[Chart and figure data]
********

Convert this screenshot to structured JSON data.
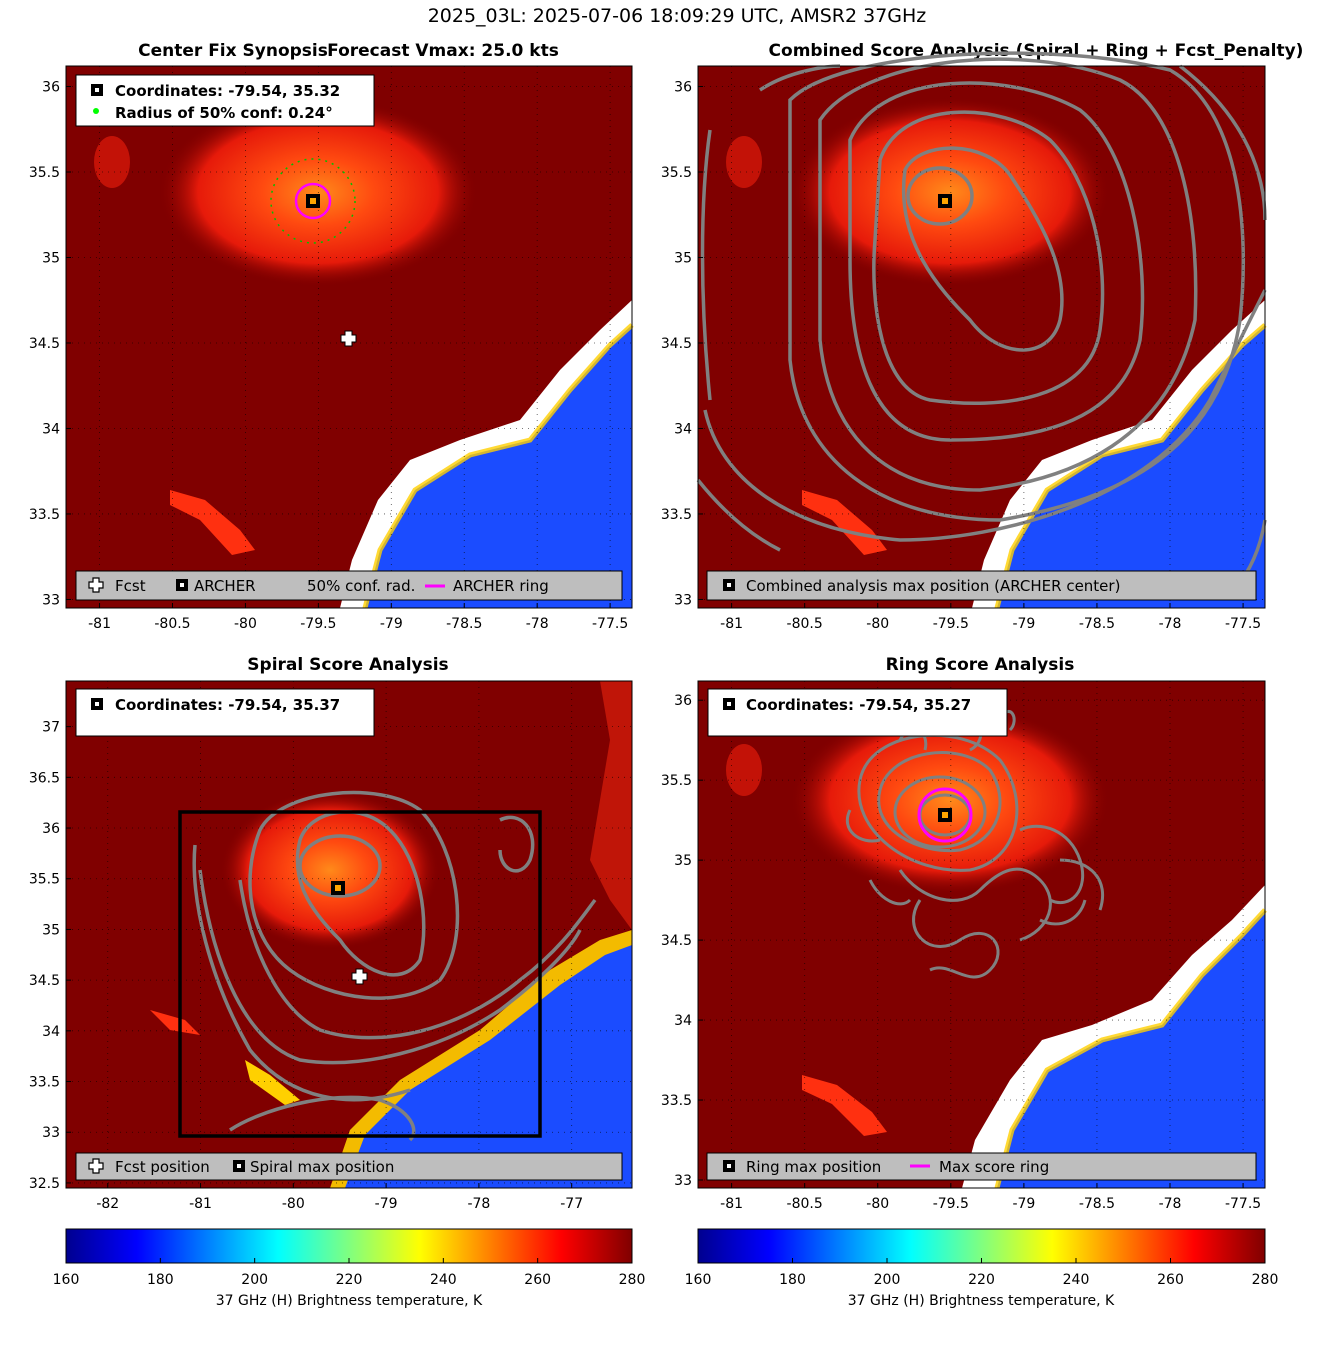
{
  "suptitle": "2025_03L: 2025-07-06 18:09:29 UTC, AMSR2 37GHz",
  "colors": {
    "land": "#800000",
    "contour": "#808080",
    "ring": "#ff00ff",
    "conf": "#00c000",
    "legend_bg": "#bebebe"
  },
  "panels": [
    {
      "id": "synopsis",
      "title_left": "Center Fix Synopsis",
      "title_right": "Forecast Vmax: 25.0 kts",
      "info": [
        "Coordinates: -79.54, 35.32",
        "Radius of 50% conf: 0.24°"
      ],
      "legend": [
        "Fcst",
        "ARCHER",
        "50% conf. rad.",
        "ARCHER ring"
      ],
      "xticks": [
        "-81",
        "-80.5",
        "-80",
        "-79.5",
        "-79",
        "-78.5",
        "-78",
        "-77.5"
      ],
      "yticks": [
        "33",
        "33.5",
        "34",
        "34.5",
        "35",
        "35.5",
        "36"
      ],
      "xlim": [
        -81.23,
        -77.35
      ],
      "ylim": [
        32.95,
        36.12
      ],
      "center": [
        -79.54,
        35.32
      ],
      "fcst": [
        -79.3,
        34.5
      ],
      "conf_radius_deg": 0.24
    },
    {
      "id": "combined",
      "title": "Combined Score Analysis (Spiral + Ring + Fcst_Penalty)",
      "legend": [
        "Combined analysis max position (ARCHER center)"
      ],
      "xticks": [
        "-81",
        "-80.5",
        "-80",
        "-79.5",
        "-79",
        "-78.5",
        "-78",
        "-77.5"
      ],
      "yticks": [
        "33",
        "33.5",
        "34",
        "34.5",
        "35",
        "35.5",
        "36"
      ],
      "xlim": [
        -81.23,
        -77.35
      ],
      "ylim": [
        32.95,
        36.12
      ],
      "center": [
        -79.54,
        35.32
      ]
    },
    {
      "id": "spiral",
      "title": "Spiral Score Analysis",
      "info": [
        "Coordinates: -79.54, 35.37"
      ],
      "legend": [
        "Fcst position",
        "Spiral max position"
      ],
      "xticks": [
        "-82",
        "-81",
        "-80",
        "-79",
        "-78",
        "-77"
      ],
      "yticks": [
        "32.5",
        "33",
        "33.5",
        "34",
        "34.5",
        "35",
        "35.5",
        "36",
        "36.5",
        "37"
      ],
      "xlim": [
        -82.45,
        -76.35
      ],
      "ylim": [
        32.45,
        37.45
      ],
      "center": [
        -79.54,
        35.37
      ],
      "fcst": [
        -79.3,
        34.5
      ]
    },
    {
      "id": "ring",
      "title": "Ring Score Analysis",
      "info": [
        "Coordinates: -79.54, 35.27"
      ],
      "legend": [
        "Ring max position",
        "Max score ring"
      ],
      "xticks": [
        "-81",
        "-80.5",
        "-80",
        "-79.5",
        "-79",
        "-78.5",
        "-78",
        "-77.5"
      ],
      "yticks": [
        "33",
        "33.5",
        "34",
        "34.5",
        "35",
        "35.5",
        "36"
      ],
      "xlim": [
        -81.23,
        -77.35
      ],
      "ylim": [
        32.95,
        36.12
      ],
      "center": [
        -79.54,
        35.27
      ]
    }
  ],
  "colorbar": {
    "label": "37 GHz (H) Brightness temperature, K",
    "ticks": [
      "160",
      "180",
      "200",
      "220",
      "240",
      "260",
      "280"
    ],
    "range": [
      160,
      280
    ]
  }
}
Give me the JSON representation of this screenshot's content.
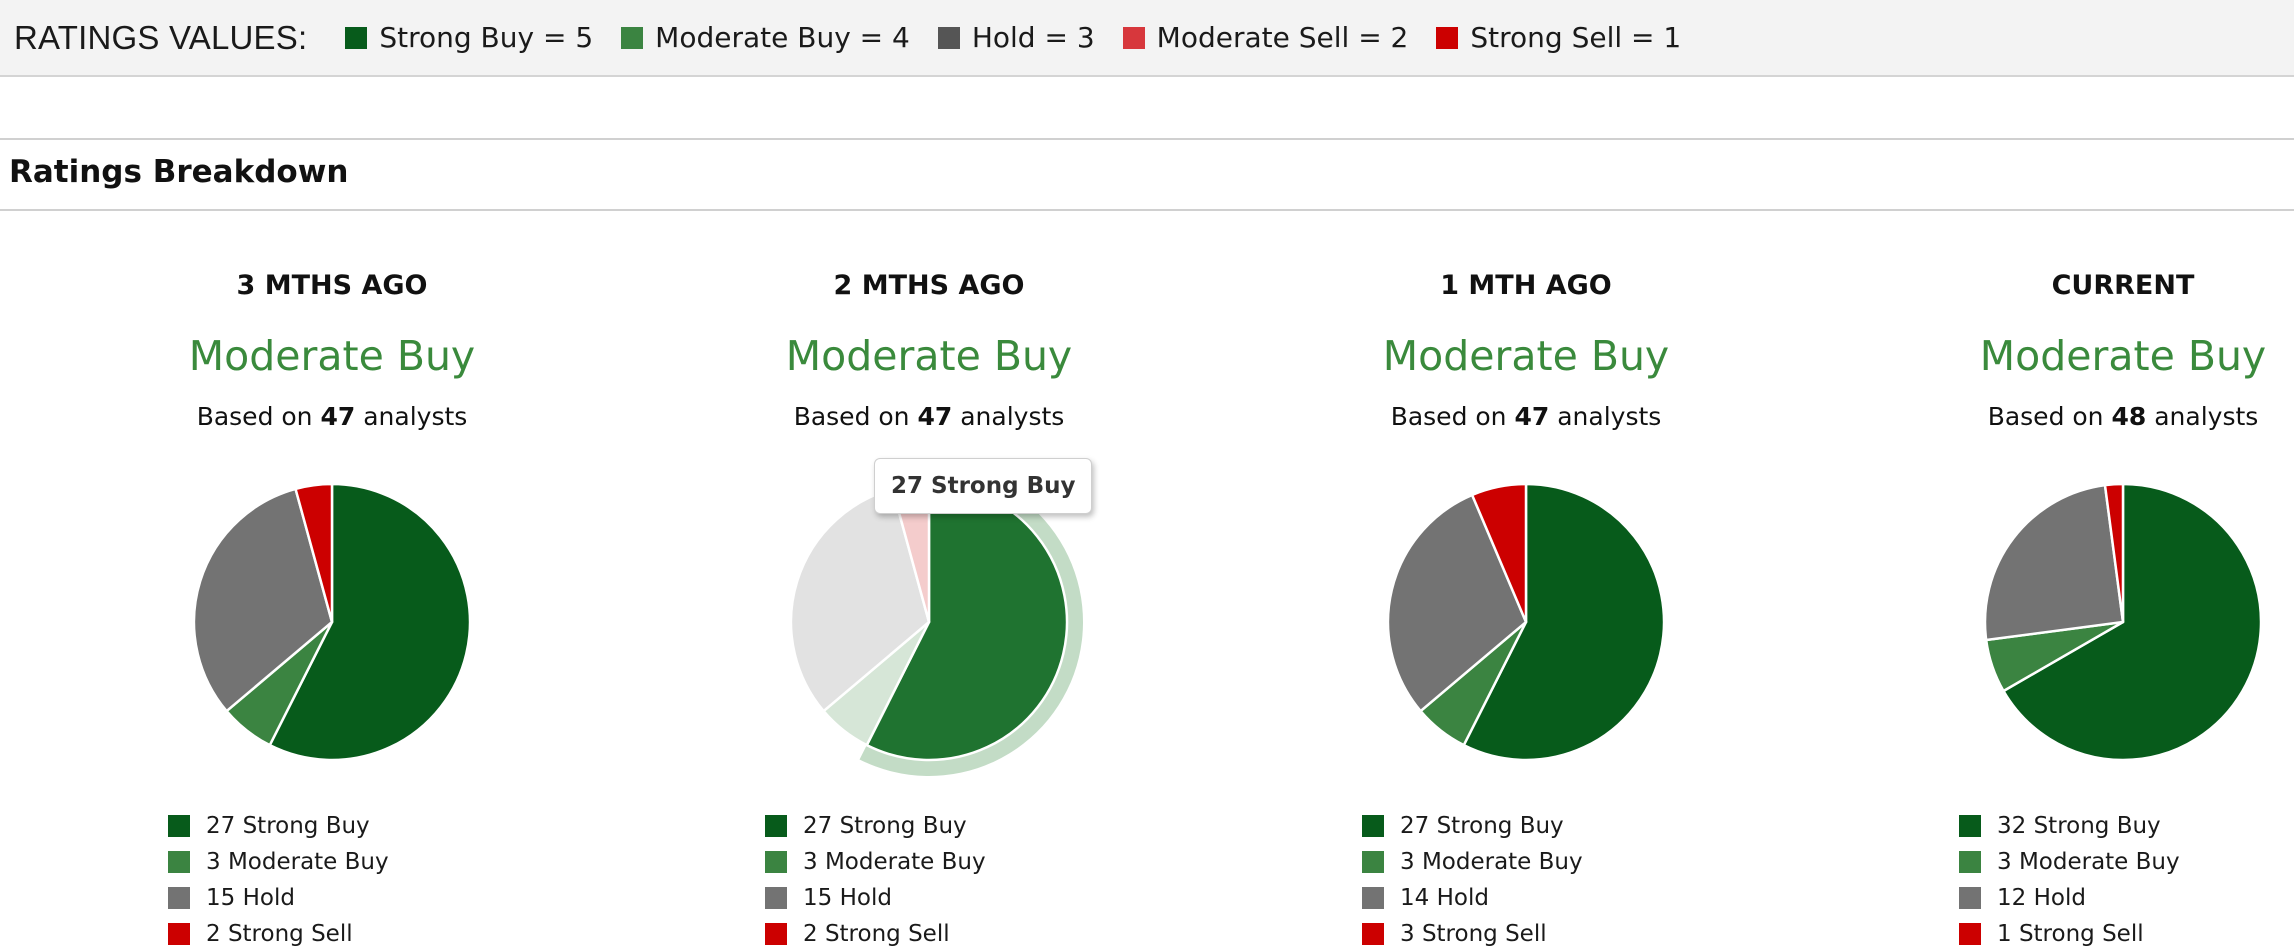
{
  "header": {
    "title": "RATINGS VALUES:",
    "keys": [
      {
        "label": "Strong Buy = 5",
        "color": "#075b1b"
      },
      {
        "label": "Moderate Buy = 4",
        "color": "#3b8441"
      },
      {
        "label": "Hold = 3",
        "color": "#555555"
      },
      {
        "label": "Moderate Sell = 2",
        "color": "#d7373c"
      },
      {
        "label": "Strong Sell = 1",
        "color": "#cc0000"
      }
    ]
  },
  "section_title": "Ratings Breakdown",
  "colors": {
    "strong_buy": "#075b1b",
    "moderate_buy": "#3b8441",
    "hold": "#737373",
    "strong_sell": "#cc0000",
    "consensus": "#3a8a3c"
  },
  "tooltip": {
    "text": "27 Strong Buy",
    "panel": 1
  },
  "chart_data": [
    {
      "type": "pie",
      "title": "3 MTHS AGO",
      "consensus": "Moderate Buy",
      "based_prefix": "Based on",
      "analysts": "47",
      "based_suffix": "analysts",
      "slices": [
        {
          "label": "Strong Buy",
          "value": 27
        },
        {
          "label": "Moderate Buy",
          "value": 3
        },
        {
          "label": "Hold",
          "value": 15
        },
        {
          "label": "Strong Sell",
          "value": 2
        }
      ],
      "legend": [
        "27 Strong Buy",
        "3 Moderate Buy",
        "15 Hold",
        "2 Strong Sell"
      ]
    },
    {
      "type": "pie",
      "title": "2 MTHS AGO",
      "consensus": "Moderate Buy",
      "based_prefix": "Based on",
      "analysts": "47",
      "based_suffix": "analysts",
      "slices": [
        {
          "label": "Strong Buy",
          "value": 27
        },
        {
          "label": "Moderate Buy",
          "value": 3
        },
        {
          "label": "Hold",
          "value": 15
        },
        {
          "label": "Strong Sell",
          "value": 2
        }
      ],
      "legend": [
        "27 Strong Buy",
        "3 Moderate Buy",
        "15 Hold",
        "2 Strong Sell"
      ],
      "highlighted": "Strong Buy"
    },
    {
      "type": "pie",
      "title": "1 MTH AGO",
      "consensus": "Moderate Buy",
      "based_prefix": "Based on",
      "analysts": "47",
      "based_suffix": "analysts",
      "slices": [
        {
          "label": "Strong Buy",
          "value": 27
        },
        {
          "label": "Moderate Buy",
          "value": 3
        },
        {
          "label": "Hold",
          "value": 14
        },
        {
          "label": "Strong Sell",
          "value": 3
        }
      ],
      "legend": [
        "27 Strong Buy",
        "3 Moderate Buy",
        "14 Hold",
        "3 Strong Sell"
      ]
    },
    {
      "type": "pie",
      "title": "CURRENT",
      "consensus": "Moderate Buy",
      "based_prefix": "Based on",
      "analysts": "48",
      "based_suffix": "analysts",
      "slices": [
        {
          "label": "Strong Buy",
          "value": 32
        },
        {
          "label": "Moderate Buy",
          "value": 3
        },
        {
          "label": "Hold",
          "value": 12
        },
        {
          "label": "Strong Sell",
          "value": 1
        }
      ],
      "legend": [
        "32 Strong Buy",
        "3 Moderate Buy",
        "12 Hold",
        "1 Strong Sell"
      ]
    }
  ]
}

********

**SET PROBLEM:**
From the material above, gather all lines that include the string "Coordinates" and copy them.

**ANSWER:**
        "Coordinates: -79.54, 35.32",
        "Coordinates: -79.54, 35.37"
        "Coordinates: -79.54, 35.27"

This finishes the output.